**DATASET EXCERPTS:**

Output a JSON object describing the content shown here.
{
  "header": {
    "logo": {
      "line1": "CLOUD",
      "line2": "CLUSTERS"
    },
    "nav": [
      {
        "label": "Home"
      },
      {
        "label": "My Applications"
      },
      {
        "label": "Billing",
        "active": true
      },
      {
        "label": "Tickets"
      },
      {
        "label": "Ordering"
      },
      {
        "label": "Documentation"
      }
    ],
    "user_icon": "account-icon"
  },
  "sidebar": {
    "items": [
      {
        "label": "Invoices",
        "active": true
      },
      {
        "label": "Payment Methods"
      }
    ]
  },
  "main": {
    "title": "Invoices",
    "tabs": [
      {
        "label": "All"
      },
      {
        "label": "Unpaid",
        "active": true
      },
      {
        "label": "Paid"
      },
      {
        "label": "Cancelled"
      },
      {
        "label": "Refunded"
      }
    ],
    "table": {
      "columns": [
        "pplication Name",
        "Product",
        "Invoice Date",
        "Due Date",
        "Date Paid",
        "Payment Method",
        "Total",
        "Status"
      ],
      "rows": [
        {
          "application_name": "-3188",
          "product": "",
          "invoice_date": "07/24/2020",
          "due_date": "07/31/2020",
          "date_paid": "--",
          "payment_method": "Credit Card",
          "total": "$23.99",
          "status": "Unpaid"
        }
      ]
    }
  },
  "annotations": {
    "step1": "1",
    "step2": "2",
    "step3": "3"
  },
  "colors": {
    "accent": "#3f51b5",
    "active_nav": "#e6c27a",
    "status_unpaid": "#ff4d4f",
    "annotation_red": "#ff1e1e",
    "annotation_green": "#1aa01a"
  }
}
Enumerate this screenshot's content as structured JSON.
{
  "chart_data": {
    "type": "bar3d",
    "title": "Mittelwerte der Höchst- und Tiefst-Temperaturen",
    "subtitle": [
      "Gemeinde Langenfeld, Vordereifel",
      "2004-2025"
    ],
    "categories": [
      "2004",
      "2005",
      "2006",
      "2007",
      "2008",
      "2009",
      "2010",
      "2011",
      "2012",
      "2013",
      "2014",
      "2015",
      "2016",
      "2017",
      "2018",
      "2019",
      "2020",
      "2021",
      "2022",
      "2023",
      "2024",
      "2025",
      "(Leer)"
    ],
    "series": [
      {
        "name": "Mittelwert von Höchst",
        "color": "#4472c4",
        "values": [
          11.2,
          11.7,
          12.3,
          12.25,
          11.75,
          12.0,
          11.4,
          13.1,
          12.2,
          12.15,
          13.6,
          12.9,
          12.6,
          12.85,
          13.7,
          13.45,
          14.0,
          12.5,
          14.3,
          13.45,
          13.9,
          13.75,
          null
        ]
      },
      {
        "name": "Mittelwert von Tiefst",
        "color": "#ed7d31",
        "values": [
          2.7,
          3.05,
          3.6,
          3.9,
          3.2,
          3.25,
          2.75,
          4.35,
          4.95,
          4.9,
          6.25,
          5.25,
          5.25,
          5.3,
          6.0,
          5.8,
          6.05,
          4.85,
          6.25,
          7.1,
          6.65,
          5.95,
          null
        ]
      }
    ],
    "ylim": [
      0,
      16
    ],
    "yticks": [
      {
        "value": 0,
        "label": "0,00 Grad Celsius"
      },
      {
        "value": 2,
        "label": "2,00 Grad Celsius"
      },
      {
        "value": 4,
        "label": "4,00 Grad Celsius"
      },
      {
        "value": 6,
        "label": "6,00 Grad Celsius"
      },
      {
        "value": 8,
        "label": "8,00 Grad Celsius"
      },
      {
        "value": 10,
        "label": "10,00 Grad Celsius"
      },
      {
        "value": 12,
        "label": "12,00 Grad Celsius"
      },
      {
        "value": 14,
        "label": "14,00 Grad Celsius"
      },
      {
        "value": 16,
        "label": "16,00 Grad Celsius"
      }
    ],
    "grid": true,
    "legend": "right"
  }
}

**TASK BRIEF:**
For each line in the data above that contains the string "content", extract the line.

**EXERCISE OUTPUT:**
Output a JSON object describing the content shown here.
Enumerate this screenshot's content as structured JSON.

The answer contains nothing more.